# Description of the task:
Print the entries below in their entirety, exactly as they are written.

# Data records:
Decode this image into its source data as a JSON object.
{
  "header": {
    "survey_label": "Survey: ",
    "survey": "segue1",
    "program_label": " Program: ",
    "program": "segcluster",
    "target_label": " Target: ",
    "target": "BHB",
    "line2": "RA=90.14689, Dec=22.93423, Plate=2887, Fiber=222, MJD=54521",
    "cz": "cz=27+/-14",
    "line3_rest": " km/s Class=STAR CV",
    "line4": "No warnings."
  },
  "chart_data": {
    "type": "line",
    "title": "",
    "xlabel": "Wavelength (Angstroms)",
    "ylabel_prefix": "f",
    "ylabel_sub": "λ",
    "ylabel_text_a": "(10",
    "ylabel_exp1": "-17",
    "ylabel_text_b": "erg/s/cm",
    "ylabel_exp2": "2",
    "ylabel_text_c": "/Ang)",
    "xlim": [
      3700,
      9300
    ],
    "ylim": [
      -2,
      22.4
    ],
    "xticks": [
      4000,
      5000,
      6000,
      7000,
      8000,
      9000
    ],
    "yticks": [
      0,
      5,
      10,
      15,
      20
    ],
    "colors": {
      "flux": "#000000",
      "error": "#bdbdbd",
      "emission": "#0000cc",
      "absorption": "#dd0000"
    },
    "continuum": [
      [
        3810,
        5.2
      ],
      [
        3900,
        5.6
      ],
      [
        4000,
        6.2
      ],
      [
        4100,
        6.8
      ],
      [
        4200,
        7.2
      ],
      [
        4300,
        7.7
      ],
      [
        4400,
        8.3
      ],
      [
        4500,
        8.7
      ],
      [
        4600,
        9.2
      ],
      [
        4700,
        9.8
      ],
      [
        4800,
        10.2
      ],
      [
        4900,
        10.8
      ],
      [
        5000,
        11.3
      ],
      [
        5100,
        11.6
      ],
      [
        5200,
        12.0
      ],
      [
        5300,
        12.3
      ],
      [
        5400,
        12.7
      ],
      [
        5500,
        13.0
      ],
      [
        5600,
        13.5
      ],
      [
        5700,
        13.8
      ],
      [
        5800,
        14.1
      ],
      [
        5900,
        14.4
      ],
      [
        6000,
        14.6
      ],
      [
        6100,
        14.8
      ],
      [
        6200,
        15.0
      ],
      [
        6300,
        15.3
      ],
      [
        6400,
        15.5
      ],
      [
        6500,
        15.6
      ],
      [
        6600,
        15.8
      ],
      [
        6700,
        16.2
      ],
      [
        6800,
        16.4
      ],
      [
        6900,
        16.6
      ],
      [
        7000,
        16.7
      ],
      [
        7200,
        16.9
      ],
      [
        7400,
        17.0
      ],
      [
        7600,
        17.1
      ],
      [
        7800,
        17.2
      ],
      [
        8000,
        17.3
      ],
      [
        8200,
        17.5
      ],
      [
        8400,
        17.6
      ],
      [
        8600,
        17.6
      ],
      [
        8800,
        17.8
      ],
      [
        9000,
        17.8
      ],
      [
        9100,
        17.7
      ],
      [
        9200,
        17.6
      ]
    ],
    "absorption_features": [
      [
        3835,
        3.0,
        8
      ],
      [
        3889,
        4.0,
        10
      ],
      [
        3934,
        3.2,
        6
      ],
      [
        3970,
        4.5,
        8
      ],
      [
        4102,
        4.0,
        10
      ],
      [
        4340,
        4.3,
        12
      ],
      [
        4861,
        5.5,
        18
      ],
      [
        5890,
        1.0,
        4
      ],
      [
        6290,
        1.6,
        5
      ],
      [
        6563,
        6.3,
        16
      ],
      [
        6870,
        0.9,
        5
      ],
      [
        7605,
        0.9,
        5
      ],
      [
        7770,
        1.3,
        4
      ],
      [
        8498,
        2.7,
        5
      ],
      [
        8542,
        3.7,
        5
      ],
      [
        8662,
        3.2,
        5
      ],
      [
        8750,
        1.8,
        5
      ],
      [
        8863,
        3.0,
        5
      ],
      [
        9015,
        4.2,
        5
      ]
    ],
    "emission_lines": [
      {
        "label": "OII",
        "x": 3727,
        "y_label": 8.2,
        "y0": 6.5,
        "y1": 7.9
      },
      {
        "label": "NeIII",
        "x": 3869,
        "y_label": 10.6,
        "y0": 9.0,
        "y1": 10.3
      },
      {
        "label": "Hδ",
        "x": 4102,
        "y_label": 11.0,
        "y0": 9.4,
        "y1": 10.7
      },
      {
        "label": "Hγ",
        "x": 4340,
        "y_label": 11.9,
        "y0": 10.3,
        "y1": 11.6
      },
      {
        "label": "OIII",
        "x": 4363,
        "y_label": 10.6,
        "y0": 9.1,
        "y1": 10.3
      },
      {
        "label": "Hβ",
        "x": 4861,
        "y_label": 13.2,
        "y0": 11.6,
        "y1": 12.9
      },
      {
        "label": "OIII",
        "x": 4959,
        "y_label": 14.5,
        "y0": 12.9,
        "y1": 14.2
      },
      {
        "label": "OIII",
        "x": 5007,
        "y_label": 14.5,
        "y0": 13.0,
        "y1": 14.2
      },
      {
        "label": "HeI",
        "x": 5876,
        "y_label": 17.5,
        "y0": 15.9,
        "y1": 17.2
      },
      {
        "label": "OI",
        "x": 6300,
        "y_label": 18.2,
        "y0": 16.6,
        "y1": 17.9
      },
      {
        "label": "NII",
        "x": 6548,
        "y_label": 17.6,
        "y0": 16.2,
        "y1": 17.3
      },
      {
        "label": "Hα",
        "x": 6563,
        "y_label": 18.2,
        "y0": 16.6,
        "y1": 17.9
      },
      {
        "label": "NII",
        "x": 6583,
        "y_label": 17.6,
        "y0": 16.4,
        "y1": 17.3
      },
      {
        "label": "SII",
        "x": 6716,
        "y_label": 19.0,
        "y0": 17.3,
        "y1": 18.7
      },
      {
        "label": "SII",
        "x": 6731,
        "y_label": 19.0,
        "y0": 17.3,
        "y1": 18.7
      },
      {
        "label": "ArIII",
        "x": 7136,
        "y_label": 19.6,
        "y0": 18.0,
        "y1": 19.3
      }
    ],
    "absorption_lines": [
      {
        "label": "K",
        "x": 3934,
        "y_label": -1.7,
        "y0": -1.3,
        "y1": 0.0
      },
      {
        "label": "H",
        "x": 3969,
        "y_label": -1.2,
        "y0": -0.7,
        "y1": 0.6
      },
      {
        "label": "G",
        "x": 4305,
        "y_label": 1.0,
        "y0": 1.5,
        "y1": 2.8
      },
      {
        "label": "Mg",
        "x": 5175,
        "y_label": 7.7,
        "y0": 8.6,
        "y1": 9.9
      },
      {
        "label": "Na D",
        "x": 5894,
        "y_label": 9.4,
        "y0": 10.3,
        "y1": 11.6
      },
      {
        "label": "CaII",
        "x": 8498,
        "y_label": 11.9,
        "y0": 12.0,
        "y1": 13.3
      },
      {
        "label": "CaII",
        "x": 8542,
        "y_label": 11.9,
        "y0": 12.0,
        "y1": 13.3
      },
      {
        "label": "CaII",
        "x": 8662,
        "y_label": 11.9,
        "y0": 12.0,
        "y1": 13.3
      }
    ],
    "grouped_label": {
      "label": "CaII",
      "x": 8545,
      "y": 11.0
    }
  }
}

# Solution to this exercise:
Decode this image into its source data as a JSON object.
{
  "header": {
    "survey_label": "Survey: ",
    "survey": "segue1",
    "program_label": " Program: ",
    "program": "segcluster",
    "target_label": " Target: ",
    "target": "BHB",
    "line2": "RA=90.14689, Dec=22.93423, Plate=2887, Fiber=222, MJD=54521",
    "cz": "cz=27+/-14",
    "line3_rest": " km/s Class=STAR CV",
    "line4": "No warnings."
  },
  "chart_data": {
    "type": "line",
    "title": "",
    "xlabel": "Wavelength (Angstroms)",
    "ylabel_prefix": "f",
    "ylabel_sub": "λ",
    "ylabel_text_a": "(10",
    "ylabel_exp1": "-17",
    "ylabel_text_b": "erg/s/cm",
    "ylabel_exp2": "2",
    "ylabel_text_c": "/Ang)",
    "xlim": [
      3700,
      9300
    ],
    "ylim": [
      -2,
      22.4
    ],
    "xticks": [
      4000,
      5000,
      6000,
      7000,
      8000,
      9000
    ],
    "yticks": [
      0,
      5,
      10,
      15,
      20
    ],
    "colors": {
      "flux": "#000000",
      "error": "#bdbdbd",
      "emission": "#0000cc",
      "absorption": "#dd0000"
    },
    "continuum": [
      [
        3810,
        5.2
      ],
      [
        3900,
        5.6
      ],
      [
        4000,
        6.2
      ],
      [
        4100,
        6.8
      ],
      [
        4200,
        7.2
      ],
      [
        4300,
        7.7
      ],
      [
        4400,
        8.3
      ],
      [
        4500,
        8.7
      ],
      [
        4600,
        9.2
      ],
      [
        4700,
        9.8
      ],
      [
        4800,
        10.2
      ],
      [
        4900,
        10.8
      ],
      [
        5000,
        11.3
      ],
      [
        5100,
        11.6
      ],
      [
        5200,
        12.0
      ],
      [
        5300,
        12.3
      ],
      [
        5400,
        12.7
      ],
      [
        5500,
        13.0
      ],
      [
        5600,
        13.5
      ],
      [
        5700,
        13.8
      ],
      [
        5800,
        14.1
      ],
      [
        5900,
        14.4
      ],
      [
        6000,
        14.6
      ],
      [
        6100,
        14.8
      ],
      [
        6200,
        15.0
      ],
      [
        6300,
        15.3
      ],
      [
        6400,
        15.5
      ],
      [
        6500,
        15.6
      ],
      [
        6600,
        15.8
      ],
      [
        6700,
        16.2
      ],
      [
        6800,
        16.4
      ],
      [
        6900,
        16.6
      ],
      [
        7000,
        16.7
      ],
      [
        7200,
        16.9
      ],
      [
        7400,
        17.0
      ],
      [
        7600,
        17.1
      ],
      [
        7800,
        17.2
      ],
      [
        8000,
        17.3
      ],
      [
        8200,
        17.5
      ],
      [
        8400,
        17.6
      ],
      [
        8600,
        17.6
      ],
      [
        8800,
        17.8
      ],
      [
        9000,
        17.8
      ],
      [
        9100,
        17.7
      ],
      [
        9200,
        17.6
      ]
    ],
    "absorption_features": [
      [
        3835,
        3.0,
        8
      ],
      [
        3889,
        4.0,
        10
      ],
      [
        3934,
        3.2,
        6
      ],
      [
        3970,
        4.5,
        8
      ],
      [
        4102,
        4.0,
        10
      ],
      [
        4340,
        4.3,
        12
      ],
      [
        4861,
        5.5,
        18
      ],
      [
        5890,
        1.0,
        4
      ],
      [
        6290,
        1.6,
        5
      ],
      [
        6563,
        6.3,
        16
      ],
      [
        6870,
        0.9,
        5
      ],
      [
        7605,
        0.9,
        5
      ],
      [
        7770,
        1.3,
        4
      ],
      [
        8498,
        2.7,
        5
      ],
      [
        8542,
        3.7,
        5
      ],
      [
        8662,
        3.2,
        5
      ],
      [
        8750,
        1.8,
        5
      ],
      [
        8863,
        3.0,
        5
      ],
      [
        9015,
        4.2,
        5
      ]
    ],
    "emission_lines": [
      {
        "label": "OII",
        "x": 3727,
        "y_label": 8.2,
        "y0": 6.5,
        "y1": 7.9
      },
      {
        "label": "NeIII",
        "x": 3869,
        "y_label": 10.6,
        "y0": 9.0,
        "y1": 10.3
      },
      {
        "label": "Hδ",
        "x": 4102,
        "y_label": 11.0,
        "y0": 9.4,
        "y1": 10.7
      },
      {
        "label": "Hγ",
        "x": 4340,
        "y_label": 11.9,
        "y0": 10.3,
        "y1": 11.6
      },
      {
        "label": "OIII",
        "x": 4363,
        "y_label": 10.6,
        "y0": 9.1,
        "y1": 10.3
      },
      {
        "label": "Hβ",
        "x": 4861,
        "y_label": 13.2,
        "y0": 11.6,
        "y1": 12.9
      },
      {
        "label": "OIII",
        "x": 4959,
        "y_label": 14.5,
        "y0": 12.9,
        "y1": 14.2
      },
      {
        "label": "OIII",
        "x": 5007,
        "y_label": 14.5,
        "y0": 13.0,
        "y1": 14.2
      },
      {
        "label": "HeI",
        "x": 5876,
        "y_label": 17.5,
        "y0": 15.9,
        "y1": 17.2
      },
      {
        "label": "OI",
        "x": 6300,
        "y_label": 18.2,
        "y0": 16.6,
        "y1": 17.9
      },
      {
        "label": "NII",
        "x": 6548,
        "y_label": 17.6,
        "y0": 16.2,
        "y1": 17.3
      },
      {
        "label": "Hα",
        "x": 6563,
        "y_label": 18.2,
        "y0": 16.6,
        "y1": 17.9
      },
      {
        "label": "NII",
        "x": 6583,
        "y_label": 17.6,
        "y0": 16.4,
        "y1": 17.3
      },
      {
        "label": "SII",
        "x": 6716,
        "y_label": 19.0,
        "y0": 17.3,
        "y1": 18.7
      },
      {
        "label": "SII",
        "x": 6731,
        "y_label": 19.0,
        "y0": 17.3,
        "y1": 18.7
      },
      {
        "label": "ArIII",
        "x": 7136,
        "y_label": 19.6,
        "y0": 18.0,
        "y1": 19.3
      }
    ],
    "absorption_lines": [
      {
        "label": "K",
        "x": 3934,
        "y_label": -1.7,
        "y0": -1.3,
        "y1": 0.0
      },
      {
        "label": "H",
        "x": 3969,
        "y_label": -1.2,
        "y0": -0.7,
        "y1": 0.6
      },
      {
        "label": "G",
        "x": 4305,
        "y_label": 1.0,
        "y0": 1.5,
        "y1": 2.8
      },
      {
        "label": "Mg",
        "x": 5175,
        "y_label": 7.7,
        "y0": 8.6,
        "y1": 9.9
      },
      {
        "label": "Na D",
        "x": 5894,
        "y_label": 9.4,
        "y0": 10.3,
        "y1": 11.6
      },
      {
        "label": "CaII",
        "x": 8498,
        "y_label": 11.9,
        "y0": 12.0,
        "y1": 13.3
      },
      {
        "label": "CaII",
        "x": 8542,
        "y_label": 11.9,
        "y0": 12.0,
        "y1": 13.3
      },
      {
        "label": "CaII",
        "x": 8662,
        "y_label": 11.9,
        "y0": 12.0,
        "y1": 13.3
      }
    ],
    "grouped_label": {
      "label": "CaII",
      "x": 8545,
      "y": 11.0
    }
  }
}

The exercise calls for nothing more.